* WHAT YOU ARE ASKED TO DO *
Copy out every line exactly, passing over the pictures.

[Records from a data collection]
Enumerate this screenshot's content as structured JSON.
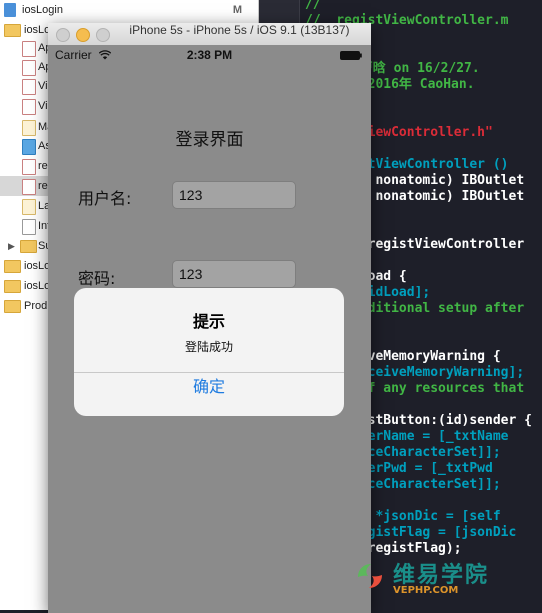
{
  "navigator": {
    "items": [
      {
        "label": "iosLogin",
        "badge": "M",
        "kind": "project"
      },
      {
        "label": "iosLogin",
        "badge": "",
        "kind": "group"
      },
      {
        "label": "Ap",
        "badge": "",
        "kind": "h"
      },
      {
        "label": "Ap",
        "badge": "",
        "kind": "m"
      },
      {
        "label": "Vie",
        "badge": "",
        "kind": "h"
      },
      {
        "label": "Vie",
        "badge": "",
        "kind": "m"
      },
      {
        "label": "Ma",
        "badge": "",
        "kind": "storyboard"
      },
      {
        "label": "As",
        "badge": "",
        "kind": "assets"
      },
      {
        "label": "reg",
        "badge": "",
        "kind": "h"
      },
      {
        "label": "reg",
        "badge": "",
        "kind": "m"
      },
      {
        "label": "La",
        "badge": "",
        "kind": "storyboard"
      },
      {
        "label": "Inf",
        "badge": "",
        "kind": "plist"
      },
      {
        "label": "Su",
        "badge": "",
        "kind": "group"
      },
      {
        "label": "iosLo",
        "badge": "",
        "kind": "group"
      },
      {
        "label": "iosLo",
        "badge": "",
        "kind": "group"
      },
      {
        "label": "Prod",
        "badge": "",
        "kind": "group"
      }
    ]
  },
  "editor": {
    "lines": [
      {
        "text": "//",
        "style": "c-comment"
      },
      {
        "text": "//  registViewController.m",
        "style": "c-comment"
      },
      {
        "text": "Login",
        "style": "c-comment"
      },
      {
        "text": "",
        "style": "c-plain"
      },
      {
        "text": "ted by 曹晗 on 16/2/27.",
        "style": "c-comment"
      },
      {
        "text": "right © 2016年 CaoHan.",
        "style": "c-comment"
      },
      {
        "text": "",
        "style": "c-plain"
      },
      {
        "text": "",
        "style": "c-plain"
      },
      {
        "text": "\"registViewController.h\"",
        "style": "c-string"
      },
      {
        "text": "",
        "style": "c-plain"
      },
      {
        "text": "ce registViewController ()",
        "style": "c-class"
      },
      {
        "text": "y (weak, nonatomic) IBOutlet",
        "style": "c-plain"
      },
      {
        "text": "y (weak, nonatomic) IBOutlet",
        "style": "c-plain"
      },
      {
        "text": "",
        "style": "c-plain"
      },
      {
        "text": "",
        "style": "c-plain"
      },
      {
        "text": "ntation registViewController",
        "style": "c-plain"
      },
      {
        "text": "",
        "style": "c-plain"
      },
      {
        "text": "viewDidLoad {",
        "style": "c-plain"
      },
      {
        "text": "er viewDidLoad];",
        "style": "c-class"
      },
      {
        "text": "o any additional setup after",
        "style": "c-comment"
      },
      {
        "text": "",
        "style": "c-plain"
      },
      {
        "text": "",
        "style": "c-plain"
      },
      {
        "text": "didReceiveMemoryWarning {",
        "style": "c-plain"
      },
      {
        "text": "er didReceiveMemoryWarning];",
        "style": "c-class"
      },
      {
        "text": "ispose of any resources that",
        "style": "c-comment"
      },
      {
        "text": "",
        "style": "c-plain"
      },
      {
        "text": "ion)registButton:(id)sender {",
        "style": "c-plain"
      },
      {
        "text": "ring *userName = [_txtName",
        "style": "c-class"
      },
      {
        "text": "whitespaceCharacterSet]];",
        "style": "c-class"
      },
      {
        "text": "ring *userPwd = [_txtPwd",
        "style": "c-class"
      },
      {
        "text": "whitespaceCharacterSet]];",
        "style": "c-class"
      },
      {
        "text": "",
        "style": "c-plain"
      },
      {
        "text": "ctionary *jsonDic = [self",
        "style": "c-class"
      },
      {
        "text": "ring* registFlag = [jsonDic",
        "style": "c-class"
      },
      {
        "text": "g(@\"%@\",registFlag);",
        "style": "c-plain"
      }
    ]
  },
  "simulator": {
    "window_title": "iPhone 5s - iPhone 5s / iOS 9.1 (13B137)",
    "status": {
      "carrier": "Carrier",
      "time": "2:38 PM"
    },
    "screen": {
      "title": "登录界面",
      "username_label": "用户名:",
      "username_value": "123",
      "password_label": "密码:",
      "password_value": "123"
    },
    "alert": {
      "title": "提示",
      "message": "登陆成功",
      "ok_label": "确定"
    }
  },
  "watermark": {
    "text": "维易学院",
    "sub": "VEPHP.COM"
  },
  "colors": {
    "alert_button": "#1e7be0",
    "editor_bg": "#1e1f29",
    "comment": "#41b645"
  }
}
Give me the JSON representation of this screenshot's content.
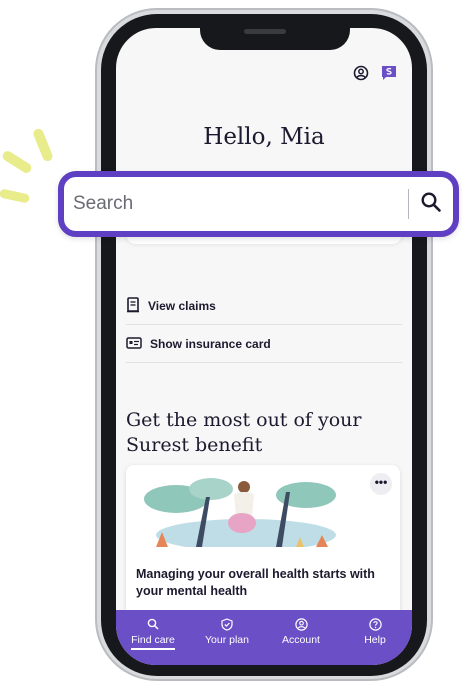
{
  "header": {
    "icons": [
      "profile-icon",
      "chat-icon"
    ]
  },
  "greeting": "Hello, Mia",
  "search": {
    "placeholder": "Search",
    "button_icon": "search-icon"
  },
  "quick_links": [
    {
      "label": "View claims",
      "icon": "receipt-icon"
    },
    {
      "label": "Show insurance card",
      "icon": "id-card-icon"
    }
  ],
  "promo": {
    "title": "Get the most out of your Surest benefit"
  },
  "article": {
    "title": "Managing your overall health starts with your mental health",
    "menu_icon": "more-icon"
  },
  "bottom_nav": [
    {
      "label": "Find care",
      "icon": "search-icon",
      "active": true
    },
    {
      "label": "Your plan",
      "icon": "shield-check-icon",
      "active": false
    },
    {
      "label": "Account",
      "icon": "account-icon",
      "active": false
    },
    {
      "label": "Help",
      "icon": "help-icon",
      "active": false
    }
  ],
  "colors": {
    "brand_purple": "#6b4fc6",
    "callout_border": "#5f3fc2",
    "sparkle": "#e8ec8a"
  }
}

* ANSWER IN FULL *
Enumerate this screenshot's content as structured JSON.
{
  "navigator": {
    "items": [
      {
        "label": "iosLogin",
        "badge": "M",
        "kind": "project"
      },
      {
        "label": "iosLogin",
        "badge": "",
        "kind": "group"
      },
      {
        "label": "Ap",
        "badge": "",
        "kind": "h"
      },
      {
        "label": "Ap",
        "badge": "",
        "kind": "m"
      },
      {
        "label": "Vie",
        "badge": "",
        "kind": "h"
      },
      {
        "label": "Vie",
        "badge": "",
        "kind": "m"
      },
      {
        "label": "Ma",
        "badge": "",
        "kind": "storyboard"
      },
      {
        "label": "As",
        "badge": "",
        "kind": "assets"
      },
      {
        "label": "reg",
        "badge": "",
        "kind": "h"
      },
      {
        "label": "reg",
        "badge": "",
        "kind": "m"
      },
      {
        "label": "La",
        "badge": "",
        "kind": "storyboard"
      },
      {
        "label": "Inf",
        "badge": "",
        "kind": "plist"
      },
      {
        "label": "Su",
        "badge": "",
        "kind": "group"
      },
      {
        "label": "iosLo",
        "badge": "",
        "kind": "group"
      },
      {
        "label": "iosLo",
        "badge": "",
        "kind": "group"
      },
      {
        "label": "Prod",
        "badge": "",
        "kind": "group"
      }
    ]
  },
  "editor": {
    "lines": [
      {
        "text": "//",
        "style": "c-comment"
      },
      {
        "text": "//  registViewController.m",
        "style": "c-comment"
      },
      {
        "text": "Login",
        "style": "c-comment"
      },
      {
        "text": "",
        "style": "c-plain"
      },
      {
        "text": "ted by 曹晗 on 16/2/27.",
        "style": "c-comment"
      },
      {
        "text": "right © 2016年 CaoHan.",
        "style": "c-comment"
      },
      {
        "text": "",
        "style": "c-plain"
      },
      {
        "text": "",
        "style": "c-plain"
      },
      {
        "text": "\"registViewController.h\"",
        "style": "c-string"
      },
      {
        "text": "",
        "style": "c-plain"
      },
      {
        "text": "ce registViewController ()",
        "style": "c-class"
      },
      {
        "text": "y (weak, nonatomic) IBOutlet",
        "style": "c-plain"
      },
      {
        "text": "y (weak, nonatomic) IBOutlet",
        "style": "c-plain"
      },
      {
        "text": "",
        "style": "c-plain"
      },
      {
        "text": "",
        "style": "c-plain"
      },
      {
        "text": "ntation registViewController",
        "style": "c-plain"
      },
      {
        "text": "",
        "style": "c-plain"
      },
      {
        "text": "viewDidLoad {",
        "style": "c-plain"
      },
      {
        "text": "er viewDidLoad];",
        "style": "c-class"
      },
      {
        "text": "o any additional setup after",
        "style": "c-comment"
      },
      {
        "text": "",
        "style": "c-plain"
      },
      {
        "text": "",
        "style": "c-plain"
      },
      {
        "text": "didReceiveMemoryWarning {",
        "style": "c-plain"
      },
      {
        "text": "er didReceiveMemoryWarning];",
        "style": "c-class"
      },
      {
        "text": "ispose of any resources that",
        "style": "c-comment"
      },
      {
        "text": "",
        "style": "c-plain"
      },
      {
        "text": "ion)registButton:(id)sender {",
        "style": "c-plain"
      },
      {
        "text": "ring *userName = [_txtName",
        "style": "c-class"
      },
      {
        "text": "whitespaceCharacterSet]];",
        "style": "c-class"
      },
      {
        "text": "ring *userPwd = [_txtPwd",
        "style": "c-class"
      },
      {
        "text": "whitespaceCharacterSet]];",
        "style": "c-class"
      },
      {
        "text": "",
        "style": "c-plain"
      },
      {
        "text": "ctionary *jsonDic = [self",
        "style": "c-class"
      },
      {
        "text": "ring* registFlag = [jsonDic",
        "style": "c-class"
      },
      {
        "text": "g(@\"%@\",registFlag);",
        "style": "c-plain"
      }
    ]
  },
  "simulator": {
    "window_title": "iPhone 5s - iPhone 5s / iOS 9.1 (13B137)",
    "status": {
      "carrier": "Carrier",
      "time": "2:38 PM"
    },
    "screen": {
      "title": "登录界面",
      "username_label": "用户名:",
      "username_value": "123",
      "password_label": "密码:",
      "password_value": "123"
    },
    "alert": {
      "title": "提示",
      "message": "登陆成功",
      "ok_label": "确定"
    }
  },
  "watermark": {
    "text": "维易学院",
    "sub": "VEPHP.COM"
  },
  "colors": {
    "alert_button": "#1e7be0",
    "editor_bg": "#1e1f29",
    "comment": "#41b645"
  }
}
Give me the JSON representation of this screenshot's content.
{
  "header": {
    "icons": [
      "profile-icon",
      "chat-icon"
    ]
  },
  "greeting": "Hello, Mia",
  "search": {
    "placeholder": "Search",
    "button_icon": "search-icon"
  },
  "quick_links": [
    {
      "label": "View claims",
      "icon": "receipt-icon"
    },
    {
      "label": "Show insurance card",
      "icon": "id-card-icon"
    }
  ],
  "promo": {
    "title": "Get the most out of your Surest benefit"
  },
  "article": {
    "title": "Managing your overall health starts with your mental health",
    "menu_icon": "more-icon"
  },
  "bottom_nav": [
    {
      "label": "Find care",
      "icon": "search-icon",
      "active": true
    },
    {
      "label": "Your plan",
      "icon": "shield-check-icon",
      "active": false
    },
    {
      "label": "Account",
      "icon": "account-icon",
      "active": false
    },
    {
      "label": "Help",
      "icon": "help-icon",
      "active": false
    }
  ],
  "colors": {
    "brand_purple": "#6b4fc6",
    "callout_border": "#5f3fc2",
    "sparkle": "#e8ec8a"
  }
}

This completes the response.